>> start GIVEN RECORDS
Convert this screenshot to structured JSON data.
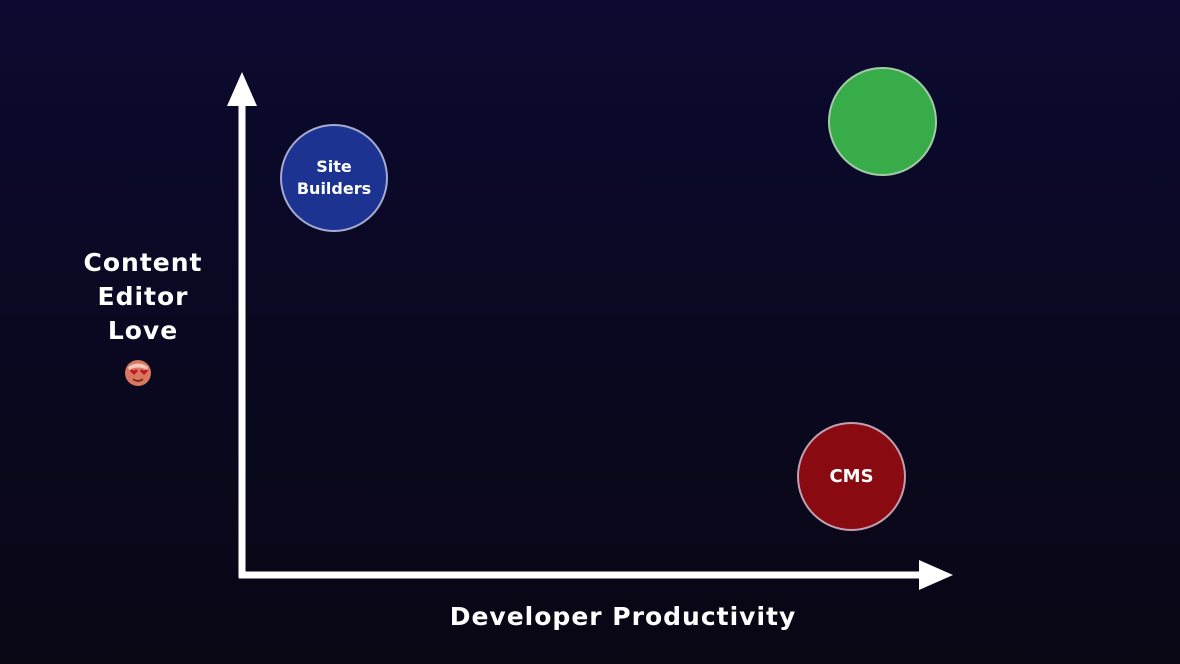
{
  "axes": {
    "y_label_lines": [
      "Content",
      "Editor",
      "Love"
    ],
    "y_label_emoji": "heart-eyes-face-emoji",
    "x_label": "Developer Productivity"
  },
  "bubbles": [
    {
      "id": "site-builders",
      "label_lines": [
        "Site",
        "Builders"
      ],
      "color": "#1d3391"
    },
    {
      "id": "unlabeled",
      "label_lines": [],
      "color": "#38ac49"
    },
    {
      "id": "cms",
      "label_lines": [
        "CMS"
      ],
      "color": "#8a0a12"
    }
  ],
  "colors": {
    "background_top": "#0c0a30",
    "background_bottom": "#090714",
    "axis": "#ffffff"
  }
}
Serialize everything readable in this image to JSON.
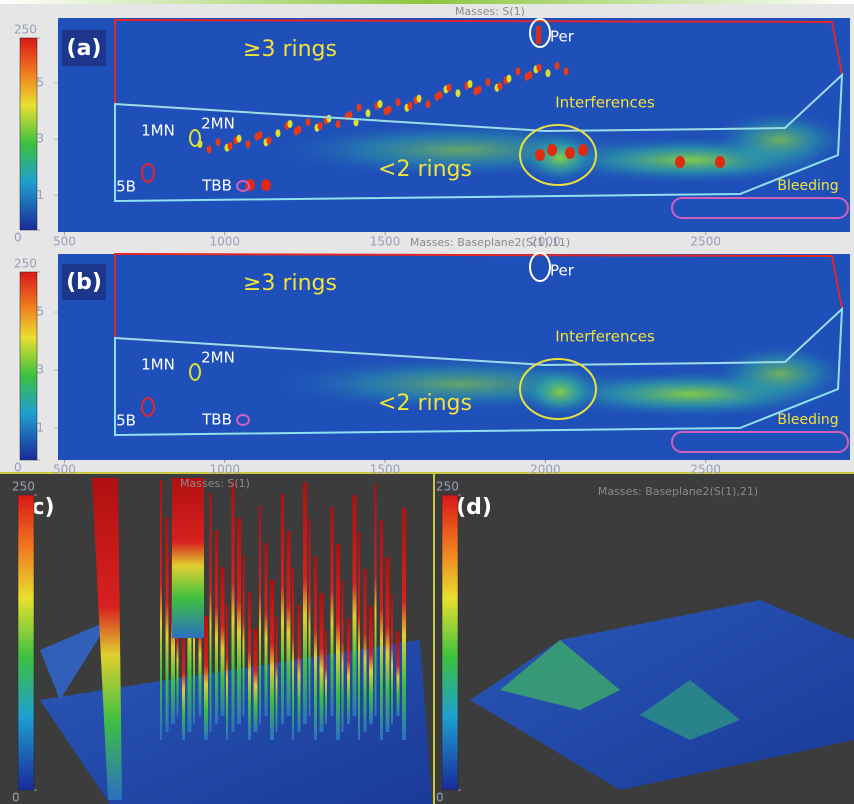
{
  "chart_data": [
    {
      "type": "heatmap",
      "label": "(a)",
      "title": "Masses: S(1)",
      "xlim": [
        480,
        2950
      ],
      "xticks": [
        500,
        1000,
        1500,
        2000,
        2500
      ],
      "ylim": [
        -0.3,
        7.3
      ],
      "yticks": [
        1,
        3,
        5
      ],
      "zlim": [
        0,
        250
      ],
      "zticks": [
        0,
        250
      ],
      "annotations": [
        "≥3 rings",
        "Per",
        "Interferences",
        "1MN",
        "2MN",
        "<2 rings",
        "5B",
        "TBB",
        "Bleeding"
      ]
    },
    {
      "type": "heatmap",
      "label": "(b)",
      "title": "Masses: Baseplane2(S(1),11)",
      "xlim": [
        480,
        2950
      ],
      "xticks": [
        500,
        1000,
        1500,
        2000,
        2500
      ],
      "ylim": [
        -0.1,
        7.0
      ],
      "yticks": [
        1,
        3,
        5
      ],
      "zlim": [
        0,
        250
      ],
      "zticks": [
        0,
        250
      ],
      "annotations": [
        "≥3 rings",
        "Per",
        "Interferences",
        "1MN",
        "2MN",
        "<2 rings",
        "5B",
        "TBB",
        "Bleeding"
      ]
    },
    {
      "type": "surface",
      "label": "(c)",
      "title": "Masses: S(1)",
      "zlim": [
        0,
        250
      ],
      "zticks": [
        0,
        250
      ]
    },
    {
      "type": "surface",
      "label": "(d)",
      "title": "Masses: Baseplane2(S(1),21)",
      "zlim": [
        0,
        250
      ],
      "zticks": [
        0,
        250
      ]
    }
  ]
}
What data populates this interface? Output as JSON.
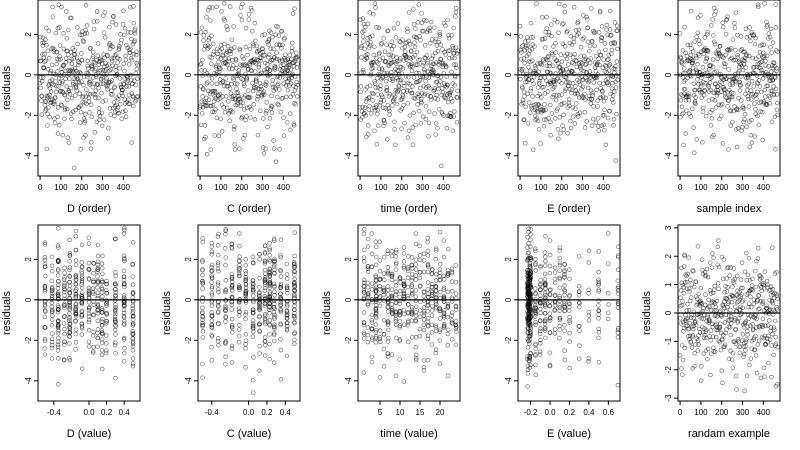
{
  "chart_data": [
    {
      "type": "scatter",
      "xlabel": "D (order)",
      "ylabel": "residuals",
      "xlim": [
        -10,
        480
      ],
      "ylim": [
        -5,
        3.7
      ],
      "xticks": [
        0,
        100,
        200,
        300,
        400
      ],
      "yticks": [
        -4,
        -2,
        0,
        2
      ],
      "hline": 0,
      "n": 470,
      "x_dist": "index",
      "spread": 1.45,
      "seed": 11
    },
    {
      "type": "scatter",
      "xlabel": "C (order)",
      "ylabel": "residuals",
      "xlim": [
        -10,
        480
      ],
      "ylim": [
        -5,
        3.7
      ],
      "xticks": [
        0,
        100,
        200,
        300,
        400
      ],
      "yticks": [
        -4,
        -2,
        0,
        2
      ],
      "hline": 0,
      "n": 470,
      "x_dist": "index",
      "spread": 1.45,
      "seed": 23
    },
    {
      "type": "scatter",
      "xlabel": "time (order)",
      "ylabel": "residuals",
      "xlim": [
        -10,
        480
      ],
      "ylim": [
        -5,
        3.7
      ],
      "xticks": [
        0,
        100,
        200,
        300,
        400
      ],
      "yticks": [
        -4,
        -2,
        0,
        2
      ],
      "hline": 0,
      "n": 470,
      "x_dist": "index",
      "spread": 1.45,
      "seed": 37
    },
    {
      "type": "scatter",
      "xlabel": "E (order)",
      "ylabel": "residuals",
      "xlim": [
        -10,
        480
      ],
      "ylim": [
        -5,
        3.7
      ],
      "xticks": [
        0,
        100,
        200,
        300,
        400
      ],
      "yticks": [
        -4,
        -2,
        0,
        2
      ],
      "hline": 0,
      "n": 470,
      "x_dist": "index",
      "spread": 1.45,
      "seed": 41
    },
    {
      "type": "scatter",
      "xlabel": "sample index",
      "ylabel": "residuals",
      "xlim": [
        -10,
        480
      ],
      "ylim": [
        -5,
        3.7
      ],
      "xticks": [
        0,
        100,
        200,
        300,
        400
      ],
      "yticks": [
        -4,
        -2,
        0,
        2
      ],
      "hline": 0,
      "n": 470,
      "x_dist": "index",
      "spread": 1.45,
      "seed": 53
    },
    {
      "type": "scatter",
      "xlabel": "D (value)",
      "ylabel": "residuals",
      "xlim": [
        -0.58,
        0.58
      ],
      "ylim": [
        -5,
        3.7
      ],
      "xticks": [
        -0.4,
        0,
        0.2,
        0.4
      ],
      "xtick_labels": [
        "-0.4",
        "0.0",
        "0.2",
        "0.4"
      ],
      "yticks": [
        -4,
        -2,
        0,
        2
      ],
      "hline": 0,
      "n": 470,
      "x_dist": "clusters",
      "clusters": [
        -0.5,
        -0.42,
        -0.35,
        -0.28,
        -0.22,
        -0.15,
        -0.08,
        0.0,
        0.05,
        0.1,
        0.15,
        0.2,
        0.3,
        0.4,
        0.5
      ],
      "spread": 1.45,
      "seed": 61
    },
    {
      "type": "scatter",
      "xlabel": "C (value)",
      "ylabel": "residuals",
      "xlim": [
        -0.55,
        0.56
      ],
      "ylim": [
        -5,
        3.7
      ],
      "xticks": [
        -0.4,
        0,
        0.2,
        0.4
      ],
      "xtick_labels": [
        "-0.4",
        "0.0",
        "0.2",
        "0.4"
      ],
      "yticks": [
        -4,
        -2,
        0,
        2
      ],
      "hline": 0,
      "n": 470,
      "x_dist": "clusters",
      "clusters": [
        -0.5,
        -0.4,
        -0.33,
        -0.25,
        -0.18,
        -0.1,
        -0.03,
        0.05,
        0.12,
        0.18,
        0.23,
        0.28,
        0.35,
        0.42,
        0.5
      ],
      "spread": 1.45,
      "seed": 71
    },
    {
      "type": "scatter",
      "xlabel": "time (value)",
      "ylabel": "residuals",
      "xlim": [
        -0.5,
        25
      ],
      "ylim": [
        -5,
        3.7
      ],
      "xticks": [
        5,
        10,
        15,
        20
      ],
      "yticks": [
        -4,
        -2,
        0,
        2
      ],
      "hline": 0,
      "n": 470,
      "x_dist": "clusters",
      "clusters": [
        1,
        2,
        3,
        4,
        5,
        6,
        7,
        8,
        9,
        10,
        11,
        12,
        13,
        14,
        15,
        16,
        17,
        18,
        19,
        20,
        21,
        22,
        23,
        24
      ],
      "spread": 1.45,
      "seed": 83
    },
    {
      "type": "scatter",
      "xlabel": "E (value)",
      "ylabel": "residuals",
      "xlim": [
        -0.33,
        0.72
      ],
      "ylim": [
        -5,
        3.7
      ],
      "xticks": [
        -0.2,
        0,
        0.2,
        0.4,
        0.6
      ],
      "xtick_labels": [
        "-0.2",
        "0.0",
        "0.2",
        "0.4",
        "0.6"
      ],
      "yticks": [
        -4,
        -2,
        0,
        2
      ],
      "hline": 0,
      "n": 470,
      "x_dist": "clusters",
      "clusters": [
        -0.23,
        -0.22,
        -0.21,
        -0.2,
        -0.15,
        -0.1,
        -0.05,
        0.0,
        0.05,
        0.1,
        0.15,
        0.2,
        0.3,
        0.4,
        0.5,
        0.6,
        0.7
      ],
      "cluster_weights": [
        6,
        6,
        6,
        5,
        3,
        3,
        3,
        2,
        2,
        2,
        2,
        1,
        1,
        1,
        1,
        1,
        1
      ],
      "spread": 1.45,
      "seed": 97
    },
    {
      "type": "scatter",
      "xlabel": "randam example",
      "ylabel": "residuals",
      "xlim": [
        -10,
        480
      ],
      "ylim": [
        -3.1,
        3.1
      ],
      "xticks": [
        0,
        100,
        200,
        300,
        400
      ],
      "yticks": [
        -3,
        -2,
        -1,
        0,
        1,
        2,
        3
      ],
      "hline": 0,
      "n": 470,
      "x_dist": "index",
      "spread": 1.0,
      "seed": 101
    }
  ]
}
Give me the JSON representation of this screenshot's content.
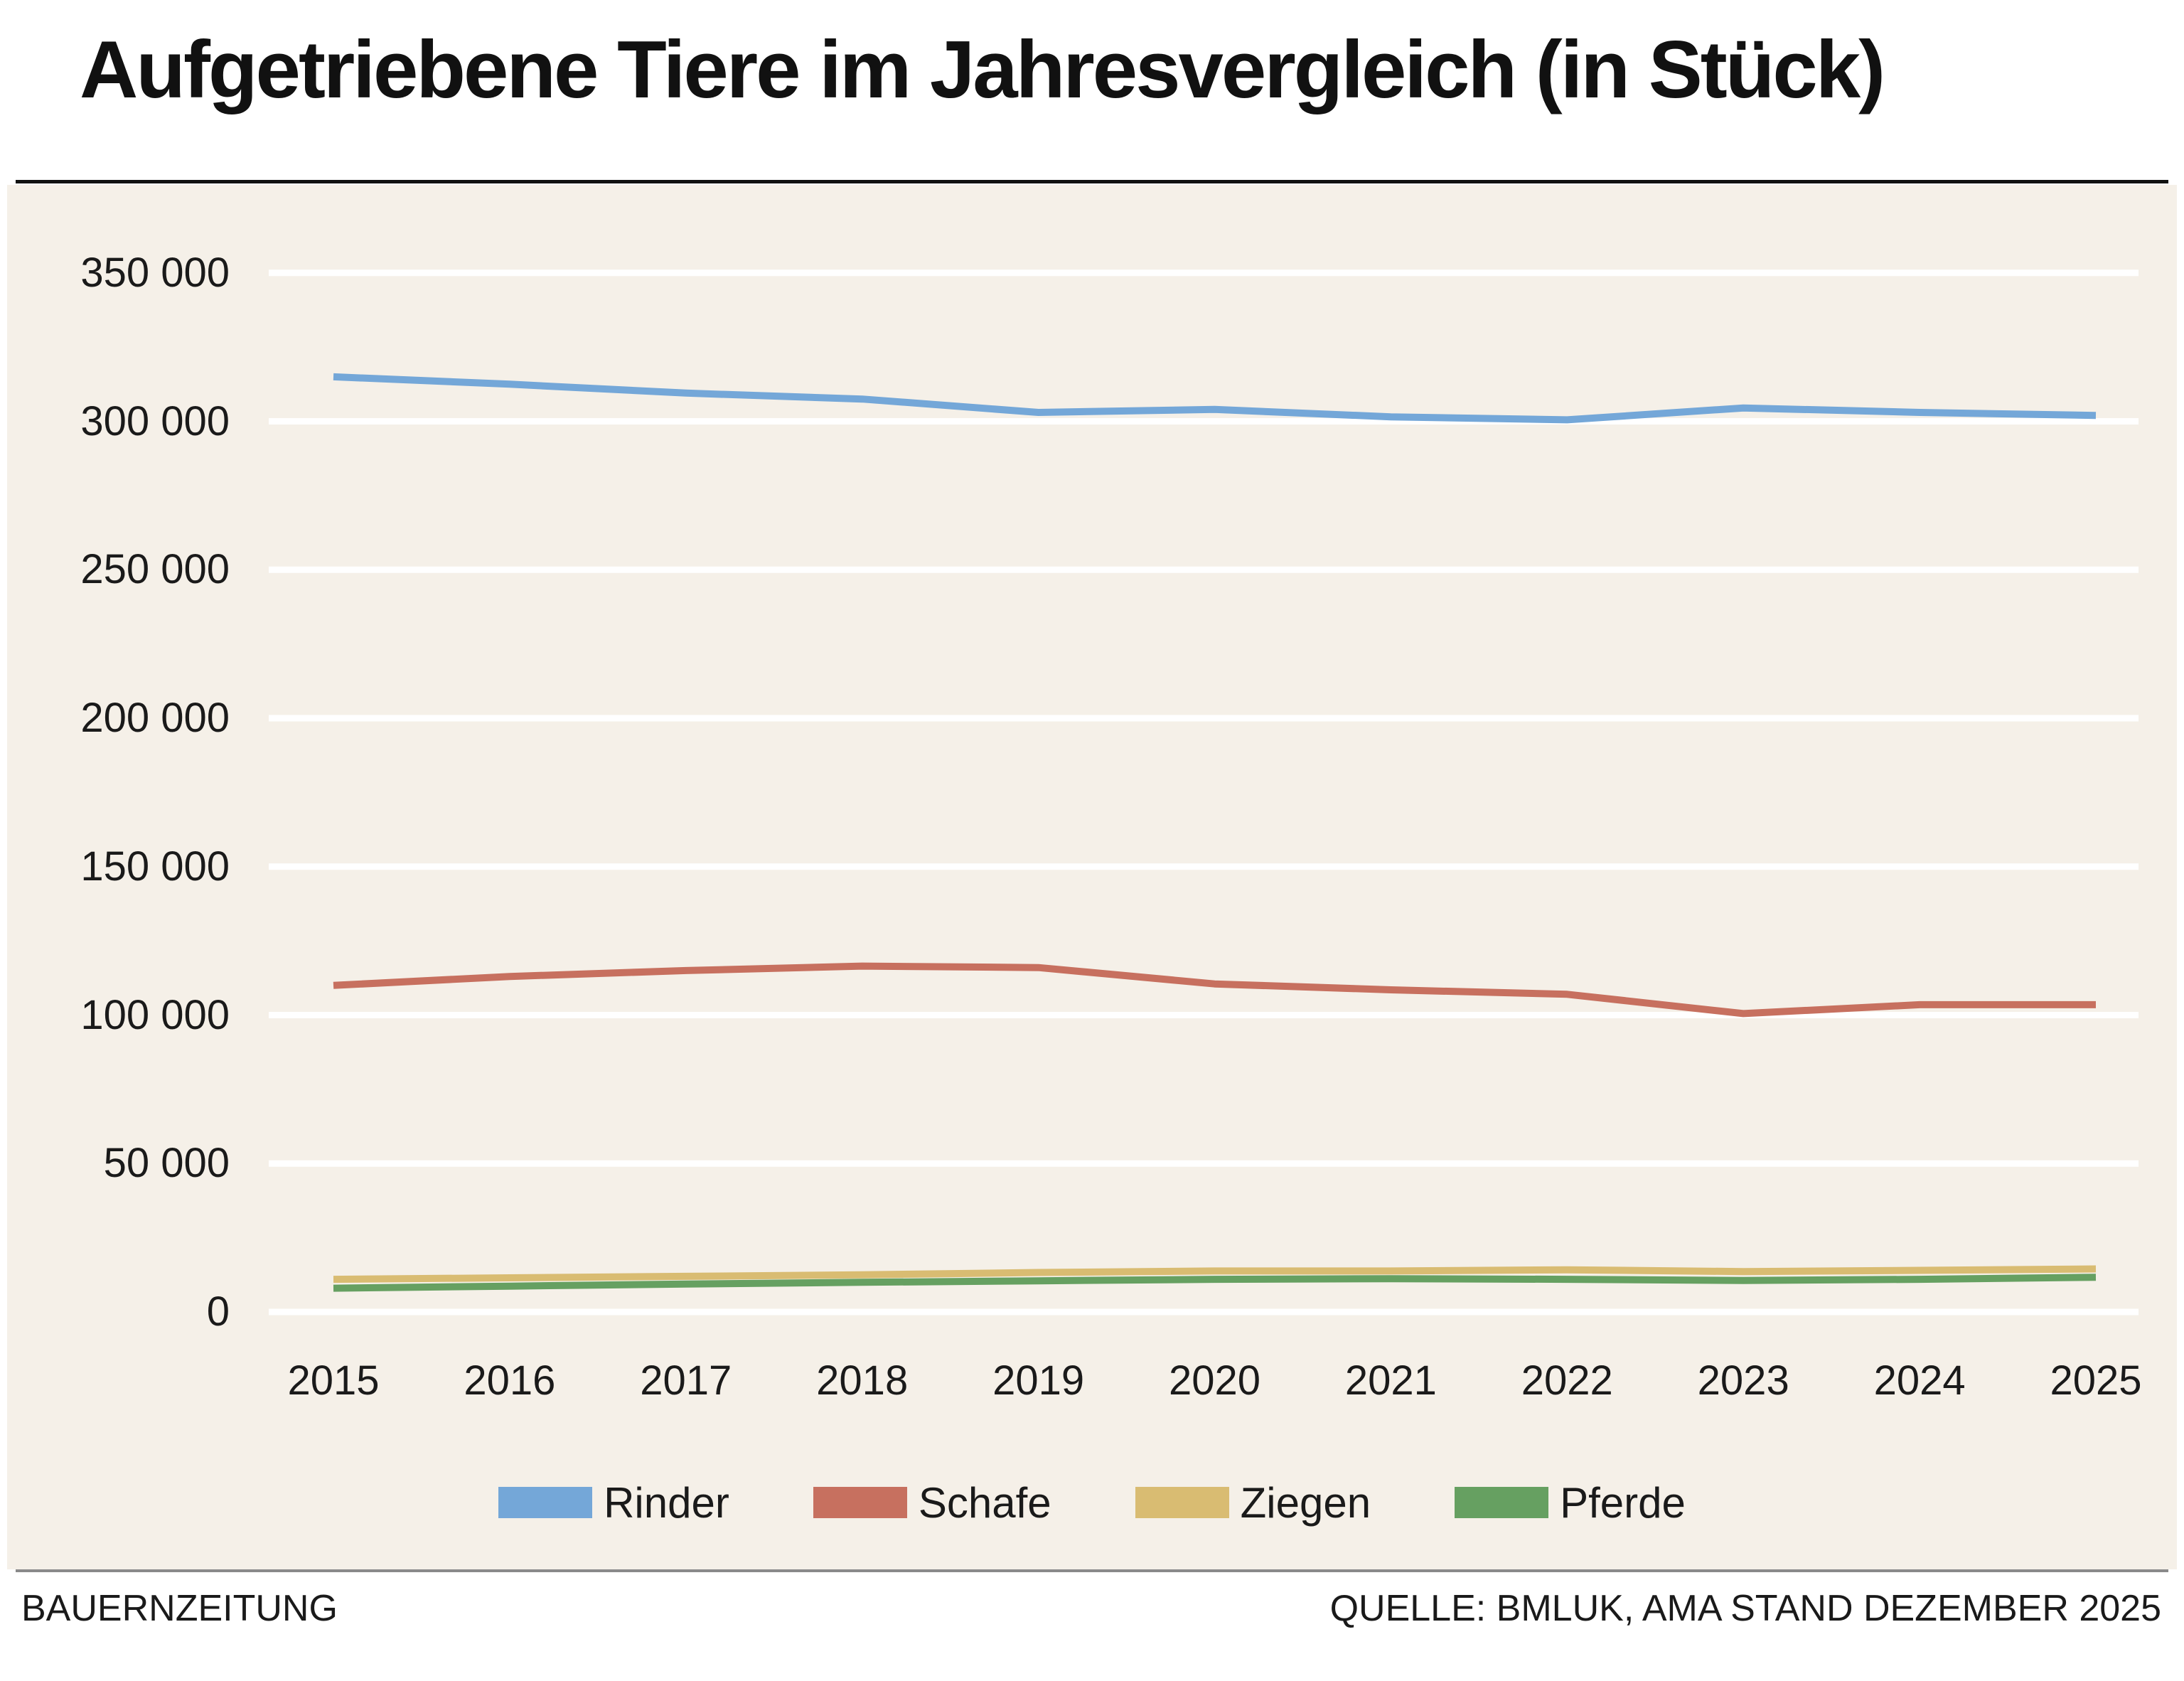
{
  "title": "Aufgetriebene Tiere im Jahresvergleich (in Stück)",
  "footer": {
    "left": "BAUERNZEITUNG",
    "right": "QUELLE: BMLUK, AMA STAND DEZEMBER 2025"
  },
  "colors": {
    "panel_background": "#F5F0E8",
    "gridline": "#FFFFFF",
    "text": "#1A1A1A",
    "title_rule": "#111111",
    "footer_rule": "#8A8A8A"
  },
  "chart_data": {
    "type": "line",
    "title": "Aufgetriebene Tiere im Jahresvergleich (in Stück)",
    "x": [
      2015,
      2016,
      2017,
      2018,
      2019,
      2020,
      2021,
      2022,
      2023,
      2024,
      2025
    ],
    "series": [
      {
        "name": "Rinder",
        "color": "#74A7D8",
        "values": [
          315000,
          312500,
          309500,
          307500,
          303000,
          304000,
          301500,
          300500,
          304500,
          303000,
          302000
        ]
      },
      {
        "name": "Schafe",
        "color": "#C7705F",
        "values": [
          110000,
          113000,
          115000,
          116500,
          116000,
          110500,
          108500,
          107000,
          100500,
          103500,
          103500
        ]
      },
      {
        "name": "Ziegen",
        "color": "#D9BC72",
        "values": [
          11000,
          11500,
          12000,
          12500,
          13300,
          13800,
          13800,
          14200,
          13600,
          14000,
          14500
        ]
      },
      {
        "name": "Pferde",
        "color": "#66A061",
        "values": [
          8000,
          8700,
          9400,
          10000,
          10500,
          11000,
          11200,
          11000,
          10600,
          11000,
          11700
        ]
      }
    ],
    "ylim": [
      0,
      350000
    ],
    "ytick_step": 50000,
    "ytick_labels": [
      "350 000",
      "300 000",
      "250 000",
      "200 000",
      "150 000",
      "100 000",
      "50 000",
      "0"
    ],
    "grid": true,
    "legend_position": "bottom"
  }
}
>> end GIVEN RECORDS
EXERCISE OBJECTIVE:
Check each line above for "JSON" and return the ones that have it.

RESULT FOR THIS TASK:
Convert this screenshot to structured JSON data.
Serialize everything readable in this image to JSON.
What data populates this interface? Output as JSON.
Give me the JSON representation of this screenshot's content.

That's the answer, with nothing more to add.